(Excerpts from a figure dataset)
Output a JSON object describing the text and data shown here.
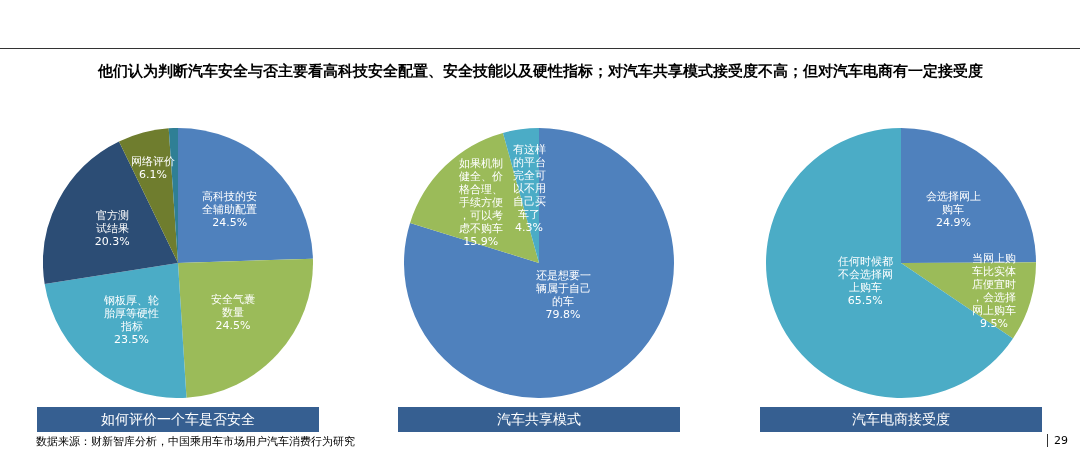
{
  "chart_data": [
    {
      "type": "pie",
      "title": "如何评价一个车是否安全",
      "subtitle": "他们认为判断汽车安全与否主要看高科技安全配置、安全技能以及硬性指标；对汽车共享模式接受度不高；但对汽车电商有一定接受度",
      "categories": [
        "高科技的安全辅助配置",
        "安全气囊数量",
        "钢板厚、轮胎厚等硬性指标",
        "官方测试结果",
        "网络评价",
        null
      ],
      "values": [
        24.5,
        24.5,
        23.5,
        20.3,
        6.1,
        1.1
      ],
      "colors": [
        "#4f81bd",
        "#9bbb59",
        "#4bacc6",
        "#2c4d75",
        "#6f7d2e",
        "#2f7f95"
      ],
      "value_labels": [
        "24.5%",
        "24.5%",
        "23.5%",
        "20.3%",
        "6.1%",
        null
      ],
      "annotations": [
        "数据来源：财新智库分析，中国乘用车市场用户汽车消费行为研究"
      ]
    },
    {
      "type": "pie",
      "title": "汽车共享模式",
      "categories": [
        "还是想要一辆属于自己的车",
        "如果机制健全、价格合理、手续方便，可以考虑不购车",
        "有这样的平台完全可以不用自己买车了"
      ],
      "values": [
        79.8,
        15.9,
        4.3
      ],
      "colors": [
        "#4f81bd",
        "#9bbb59",
        "#4bacc6"
      ],
      "value_labels": [
        "79.8%",
        "15.9%",
        "4.3%"
      ]
    },
    {
      "type": "pie",
      "title": "汽车电商接受度",
      "categories": [
        "会选择网上购车",
        "当网上购车比实体店便宜时，会选择网上购车",
        "任何时候都不会选择网上购车"
      ],
      "values": [
        24.9,
        9.5,
        65.5
      ],
      "colors": [
        "#4f81bd",
        "#9bbb59",
        "#4bacc6"
      ],
      "value_labels": [
        "24.9%",
        "9.5%",
        "65.5%"
      ],
      "annotations": [
        "29"
      ]
    }
  ]
}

» Exercise details
Transcribe the full listing above exactly, with the images removed.

» Response
Output a JSON object describing the text and data shown here.
{
  "chart_data": [
    {
      "type": "pie",
      "title": "如何评价一个车是否安全",
      "subtitle": "他们认为判断汽车安全与否主要看高科技安全配置、安全技能以及硬性指标；对汽车共享模式接受度不高；但对汽车电商有一定接受度",
      "categories": [
        "高科技的安全辅助配置",
        "安全气囊数量",
        "钢板厚、轮胎厚等硬性指标",
        "官方测试结果",
        "网络评价",
        null
      ],
      "values": [
        24.5,
        24.5,
        23.5,
        20.3,
        6.1,
        1.1
      ],
      "colors": [
        "#4f81bd",
        "#9bbb59",
        "#4bacc6",
        "#2c4d75",
        "#6f7d2e",
        "#2f7f95"
      ],
      "value_labels": [
        "24.5%",
        "24.5%",
        "23.5%",
        "20.3%",
        "6.1%",
        null
      ],
      "annotations": [
        "数据来源：财新智库分析，中国乘用车市场用户汽车消费行为研究"
      ]
    },
    {
      "type": "pie",
      "title": "汽车共享模式",
      "categories": [
        "还是想要一辆属于自己的车",
        "如果机制健全、价格合理、手续方便，可以考虑不购车",
        "有这样的平台完全可以不用自己买车了"
      ],
      "values": [
        79.8,
        15.9,
        4.3
      ],
      "colors": [
        "#4f81bd",
        "#9bbb59",
        "#4bacc6"
      ],
      "value_labels": [
        "79.8%",
        "15.9%",
        "4.3%"
      ]
    },
    {
      "type": "pie",
      "title": "汽车电商接受度",
      "categories": [
        "会选择网上购车",
        "当网上购车比实体店便宜时，会选择网上购车",
        "任何时候都不会选择网上购车"
      ],
      "values": [
        24.9,
        9.5,
        65.5
      ],
      "colors": [
        "#4f81bd",
        "#9bbb59",
        "#4bacc6"
      ],
      "value_labels": [
        "24.9%",
        "9.5%",
        "65.5%"
      ],
      "annotations": [
        "29"
      ]
    }
  ]
}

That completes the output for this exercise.